Your task
All of the entries need to be written out again, exactly as they are.

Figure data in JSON
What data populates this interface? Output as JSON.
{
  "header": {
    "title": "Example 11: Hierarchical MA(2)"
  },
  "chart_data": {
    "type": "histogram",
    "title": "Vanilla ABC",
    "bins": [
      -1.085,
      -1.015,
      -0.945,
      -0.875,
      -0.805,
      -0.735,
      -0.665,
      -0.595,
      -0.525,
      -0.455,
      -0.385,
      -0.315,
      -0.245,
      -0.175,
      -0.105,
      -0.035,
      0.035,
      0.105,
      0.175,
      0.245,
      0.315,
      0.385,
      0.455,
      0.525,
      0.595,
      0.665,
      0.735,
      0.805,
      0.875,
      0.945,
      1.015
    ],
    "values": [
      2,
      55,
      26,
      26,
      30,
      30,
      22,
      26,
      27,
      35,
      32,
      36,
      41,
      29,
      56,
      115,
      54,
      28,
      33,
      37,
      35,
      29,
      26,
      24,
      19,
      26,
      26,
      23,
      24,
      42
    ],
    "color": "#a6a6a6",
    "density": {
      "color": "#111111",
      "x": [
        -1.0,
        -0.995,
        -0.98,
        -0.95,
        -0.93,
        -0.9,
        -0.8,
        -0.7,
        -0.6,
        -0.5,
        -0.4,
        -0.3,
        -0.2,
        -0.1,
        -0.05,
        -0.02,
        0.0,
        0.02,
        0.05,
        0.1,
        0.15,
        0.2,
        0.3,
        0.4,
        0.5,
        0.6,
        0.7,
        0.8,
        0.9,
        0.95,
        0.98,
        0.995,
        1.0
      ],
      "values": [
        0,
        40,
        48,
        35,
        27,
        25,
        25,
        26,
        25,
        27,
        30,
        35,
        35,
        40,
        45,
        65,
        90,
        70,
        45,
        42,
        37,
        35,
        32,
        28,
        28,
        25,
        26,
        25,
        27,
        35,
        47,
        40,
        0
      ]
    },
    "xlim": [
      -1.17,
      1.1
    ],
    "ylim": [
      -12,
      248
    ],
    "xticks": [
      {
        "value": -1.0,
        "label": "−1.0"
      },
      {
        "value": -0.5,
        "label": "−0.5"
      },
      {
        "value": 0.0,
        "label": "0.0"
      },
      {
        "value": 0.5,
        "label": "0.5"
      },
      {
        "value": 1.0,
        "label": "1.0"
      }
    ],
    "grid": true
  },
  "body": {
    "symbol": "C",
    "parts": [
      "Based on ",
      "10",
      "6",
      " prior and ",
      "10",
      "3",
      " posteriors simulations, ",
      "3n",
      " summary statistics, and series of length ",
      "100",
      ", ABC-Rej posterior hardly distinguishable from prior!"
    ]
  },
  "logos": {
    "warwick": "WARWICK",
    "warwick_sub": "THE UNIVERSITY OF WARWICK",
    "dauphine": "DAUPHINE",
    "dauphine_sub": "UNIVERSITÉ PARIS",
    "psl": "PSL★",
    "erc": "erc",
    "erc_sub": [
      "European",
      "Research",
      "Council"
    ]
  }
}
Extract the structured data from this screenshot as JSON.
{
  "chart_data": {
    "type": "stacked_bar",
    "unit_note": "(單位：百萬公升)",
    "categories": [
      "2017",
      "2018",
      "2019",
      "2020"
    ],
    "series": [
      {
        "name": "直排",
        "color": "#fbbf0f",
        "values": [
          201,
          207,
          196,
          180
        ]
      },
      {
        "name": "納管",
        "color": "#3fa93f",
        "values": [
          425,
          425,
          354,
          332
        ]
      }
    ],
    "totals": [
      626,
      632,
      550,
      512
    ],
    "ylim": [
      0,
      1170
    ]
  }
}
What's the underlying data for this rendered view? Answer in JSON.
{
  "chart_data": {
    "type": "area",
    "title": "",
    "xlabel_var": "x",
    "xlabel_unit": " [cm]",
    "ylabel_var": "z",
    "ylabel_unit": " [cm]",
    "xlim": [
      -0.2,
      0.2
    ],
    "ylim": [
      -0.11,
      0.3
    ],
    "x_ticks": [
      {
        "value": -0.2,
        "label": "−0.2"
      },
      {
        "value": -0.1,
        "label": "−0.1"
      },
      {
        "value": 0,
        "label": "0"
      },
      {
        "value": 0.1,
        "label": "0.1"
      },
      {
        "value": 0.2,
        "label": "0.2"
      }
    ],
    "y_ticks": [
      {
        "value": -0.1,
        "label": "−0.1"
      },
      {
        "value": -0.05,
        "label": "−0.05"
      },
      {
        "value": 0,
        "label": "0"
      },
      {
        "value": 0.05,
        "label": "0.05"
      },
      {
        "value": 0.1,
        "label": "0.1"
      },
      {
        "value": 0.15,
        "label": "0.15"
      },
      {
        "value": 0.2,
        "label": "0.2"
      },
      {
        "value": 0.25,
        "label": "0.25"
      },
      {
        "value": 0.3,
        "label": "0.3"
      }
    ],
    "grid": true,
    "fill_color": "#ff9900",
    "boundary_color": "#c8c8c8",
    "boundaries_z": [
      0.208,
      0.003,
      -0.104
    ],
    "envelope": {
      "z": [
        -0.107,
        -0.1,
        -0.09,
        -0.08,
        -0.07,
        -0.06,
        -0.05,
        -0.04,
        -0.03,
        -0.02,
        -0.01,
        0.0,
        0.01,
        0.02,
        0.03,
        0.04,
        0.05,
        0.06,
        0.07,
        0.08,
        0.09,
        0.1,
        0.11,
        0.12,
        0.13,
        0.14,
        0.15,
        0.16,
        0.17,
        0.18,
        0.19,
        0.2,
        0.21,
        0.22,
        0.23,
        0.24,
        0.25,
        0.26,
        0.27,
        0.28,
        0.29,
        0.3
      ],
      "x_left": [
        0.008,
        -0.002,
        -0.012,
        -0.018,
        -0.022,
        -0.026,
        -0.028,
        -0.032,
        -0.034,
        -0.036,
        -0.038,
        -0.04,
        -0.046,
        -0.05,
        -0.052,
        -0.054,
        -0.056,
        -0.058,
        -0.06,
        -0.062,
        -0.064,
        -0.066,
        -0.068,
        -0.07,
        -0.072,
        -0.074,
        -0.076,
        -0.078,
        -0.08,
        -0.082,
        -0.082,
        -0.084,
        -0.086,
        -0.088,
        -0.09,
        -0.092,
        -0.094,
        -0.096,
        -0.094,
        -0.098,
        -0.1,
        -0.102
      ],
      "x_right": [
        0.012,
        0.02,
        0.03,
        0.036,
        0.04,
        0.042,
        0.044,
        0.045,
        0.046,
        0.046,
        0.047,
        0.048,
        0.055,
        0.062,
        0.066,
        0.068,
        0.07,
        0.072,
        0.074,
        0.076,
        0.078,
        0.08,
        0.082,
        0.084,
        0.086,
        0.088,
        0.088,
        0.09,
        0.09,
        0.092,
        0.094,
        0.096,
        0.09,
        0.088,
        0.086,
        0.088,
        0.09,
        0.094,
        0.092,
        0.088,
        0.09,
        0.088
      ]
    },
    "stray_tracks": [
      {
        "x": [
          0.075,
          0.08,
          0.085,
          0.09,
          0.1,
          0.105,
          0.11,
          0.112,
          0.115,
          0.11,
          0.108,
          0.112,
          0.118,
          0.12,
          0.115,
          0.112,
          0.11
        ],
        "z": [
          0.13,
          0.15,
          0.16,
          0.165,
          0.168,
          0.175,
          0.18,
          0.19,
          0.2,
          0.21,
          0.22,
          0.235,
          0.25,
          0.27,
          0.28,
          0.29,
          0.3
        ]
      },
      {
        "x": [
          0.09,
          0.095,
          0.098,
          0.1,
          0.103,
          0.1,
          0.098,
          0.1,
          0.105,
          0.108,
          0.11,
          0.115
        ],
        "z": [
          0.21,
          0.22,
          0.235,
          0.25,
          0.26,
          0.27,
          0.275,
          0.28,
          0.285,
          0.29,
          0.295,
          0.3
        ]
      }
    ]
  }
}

Response to the task
What data populates this interface? Output as JSON.
{
  "header": {
    "title": "Example 11: Hierarchical MA(2)"
  },
  "chart_data": {
    "type": "histogram",
    "title": "Vanilla ABC",
    "bins": [
      -1.085,
      -1.015,
      -0.945,
      -0.875,
      -0.805,
      -0.735,
      -0.665,
      -0.595,
      -0.525,
      -0.455,
      -0.385,
      -0.315,
      -0.245,
      -0.175,
      -0.105,
      -0.035,
      0.035,
      0.105,
      0.175,
      0.245,
      0.315,
      0.385,
      0.455,
      0.525,
      0.595,
      0.665,
      0.735,
      0.805,
      0.875,
      0.945,
      1.015
    ],
    "values": [
      2,
      55,
      26,
      26,
      30,
      30,
      22,
      26,
      27,
      35,
      32,
      36,
      41,
      29,
      56,
      115,
      54,
      28,
      33,
      37,
      35,
      29,
      26,
      24,
      19,
      26,
      26,
      23,
      24,
      42
    ],
    "color": "#a6a6a6",
    "density": {
      "color": "#111111",
      "x": [
        -1.0,
        -0.995,
        -0.98,
        -0.95,
        -0.93,
        -0.9,
        -0.8,
        -0.7,
        -0.6,
        -0.5,
        -0.4,
        -0.3,
        -0.2,
        -0.1,
        -0.05,
        -0.02,
        0.0,
        0.02,
        0.05,
        0.1,
        0.15,
        0.2,
        0.3,
        0.4,
        0.5,
        0.6,
        0.7,
        0.8,
        0.9,
        0.95,
        0.98,
        0.995,
        1.0
      ],
      "values": [
        0,
        40,
        48,
        35,
        27,
        25,
        25,
        26,
        25,
        27,
        30,
        35,
        35,
        40,
        45,
        65,
        90,
        70,
        45,
        42,
        37,
        35,
        32,
        28,
        28,
        25,
        26,
        25,
        27,
        35,
        47,
        40,
        0
      ]
    },
    "xlim": [
      -1.17,
      1.1
    ],
    "ylim": [
      -12,
      248
    ],
    "xticks": [
      {
        "value": -1.0,
        "label": "−1.0"
      },
      {
        "value": -0.5,
        "label": "−0.5"
      },
      {
        "value": 0.0,
        "label": "0.0"
      },
      {
        "value": 0.5,
        "label": "0.5"
      },
      {
        "value": 1.0,
        "label": "1.0"
      }
    ],
    "grid": true
  },
  "body": {
    "symbol": "C",
    "parts": [
      "Based on ",
      "10",
      "6",
      " prior and ",
      "10",
      "3",
      " posteriors simulations, ",
      "3n",
      " summary statistics, and series of length ",
      "100",
      ", ABC-Rej posterior hardly distinguishable from prior!"
    ]
  },
  "logos": {
    "warwick": "WARWICK",
    "warwick_sub": "THE UNIVERSITY OF WARWICK",
    "dauphine": "DAUPHINE",
    "dauphine_sub": "UNIVERSITÉ PARIS",
    "psl": "PSL★",
    "erc": "erc",
    "erc_sub": [
      "European",
      "Research",
      "Council"
    ]
  }
}
Extract the structured data from this screenshot as JSON.
{
  "chart_data": {
    "type": "stacked_bar",
    "unit_note": "(單位：百萬公升)",
    "categories": [
      "2017",
      "2018",
      "2019",
      "2020"
    ],
    "series": [
      {
        "name": "直排",
        "color": "#fbbf0f",
        "values": [
          201,
          207,
          196,
          180
        ]
      },
      {
        "name": "納管",
        "color": "#3fa93f",
        "values": [
          425,
          425,
          354,
          332
        ]
      }
    ],
    "totals": [
      626,
      632,
      550,
      512
    ],
    "ylim": [
      0,
      1170
    ]
  }
}
What's the underlying data for this rendered view? Answer in JSON.
{
  "chart_data": {
    "type": "area",
    "title": "",
    "xlabel_var": "x",
    "xlabel_unit": " [cm]",
    "ylabel_var": "z",
    "ylabel_unit": " [cm]",
    "xlim": [
      -0.2,
      0.2
    ],
    "ylim": [
      -0.11,
      0.3
    ],
    "x_ticks": [
      {
        "value": -0.2,
        "label": "−0.2"
      },
      {
        "value": -0.1,
        "label": "−0.1"
      },
      {
        "value": 0,
        "label": "0"
      },
      {
        "value": 0.1,
        "label": "0.1"
      },
      {
        "value": 0.2,
        "label": "0.2"
      }
    ],
    "y_ticks": [
      {
        "value": -0.1,
        "label": "−0.1"
      },
      {
        "value": -0.05,
        "label": "−0.05"
      },
      {
        "value": 0,
        "label": "0"
      },
      {
        "value": 0.05,
        "label": "0.05"
      },
      {
        "value": 0.1,
        "label": "0.1"
      },
      {
        "value": 0.15,
        "label": "0.15"
      },
      {
        "value": 0.2,
        "label": "0.2"
      },
      {
        "value": 0.25,
        "label": "0.25"
      },
      {
        "value": 0.3,
        "label": "0.3"
      }
    ],
    "grid": true,
    "fill_color": "#ff9900",
    "boundary_color": "#c8c8c8",
    "boundaries_z": [
      0.208,
      0.003,
      -0.104
    ],
    "envelope": {
      "z": [
        -0.107,
        -0.1,
        -0.09,
        -0.08,
        -0.07,
        -0.06,
        -0.05,
        -0.04,
        -0.03,
        -0.02,
        -0.01,
        0.0,
        0.01,
        0.02,
        0.03,
        0.04,
        0.05,
        0.06,
        0.07,
        0.08,
        0.09,
        0.1,
        0.11,
        0.12,
        0.13,
        0.14,
        0.15,
        0.16,
        0.17,
        0.18,
        0.19,
        0.2,
        0.21,
        0.22,
        0.23,
        0.24,
        0.25,
        0.26,
        0.27,
        0.28,
        0.29,
        0.3
      ],
      "x_left": [
        0.008,
        -0.002,
        -0.012,
        -0.018,
        -0.022,
        -0.026,
        -0.028,
        -0.032,
        -0.034,
        -0.036,
        -0.038,
        -0.04,
        -0.046,
        -0.05,
        -0.052,
        -0.054,
        -0.056,
        -0.058,
        -0.06,
        -0.062,
        -0.064,
        -0.066,
        -0.068,
        -0.07,
        -0.072,
        -0.074,
        -0.076,
        -0.078,
        -0.08,
        -0.082,
        -0.082,
        -0.084,
        -0.086,
        -0.088,
        -0.09,
        -0.092,
        -0.094,
        -0.096,
        -0.094,
        -0.098,
        -0.1,
        -0.102
      ],
      "x_right": [
        0.012,
        0.02,
        0.03,
        0.036,
        0.04,
        0.042,
        0.044,
        0.045,
        0.046,
        0.046,
        0.047,
        0.048,
        0.055,
        0.062,
        0.066,
        0.068,
        0.07,
        0.072,
        0.074,
        0.076,
        0.078,
        0.08,
        0.082,
        0.084,
        0.086,
        0.088,
        0.088,
        0.09,
        0.09,
        0.092,
        0.094,
        0.096,
        0.09,
        0.088,
        0.086,
        0.088,
        0.09,
        0.094,
        0.092,
        0.088,
        0.09,
        0.088
      ]
    },
    "stray_tracks": [
      {
        "x": [
          0.075,
          0.08,
          0.085,
          0.09,
          0.1,
          0.105,
          0.11,
          0.112,
          0.115,
          0.11,
          0.108,
          0.112,
          0.118,
          0.12,
          0.115,
          0.112,
          0.11
        ],
        "z": [
          0.13,
          0.15,
          0.16,
          0.165,
          0.168,
          0.175,
          0.18,
          0.19,
          0.2,
          0.21,
          0.22,
          0.235,
          0.25,
          0.27,
          0.28,
          0.29,
          0.3
        ]
      },
      {
        "x": [
          0.09,
          0.095,
          0.098,
          0.1,
          0.103,
          0.1,
          0.098,
          0.1,
          0.105,
          0.108,
          0.11,
          0.115
        ],
        "z": [
          0.21,
          0.22,
          0.235,
          0.25,
          0.26,
          0.27,
          0.275,
          0.28,
          0.285,
          0.29,
          0.295,
          0.3
        ]
      }
    ]
  }
}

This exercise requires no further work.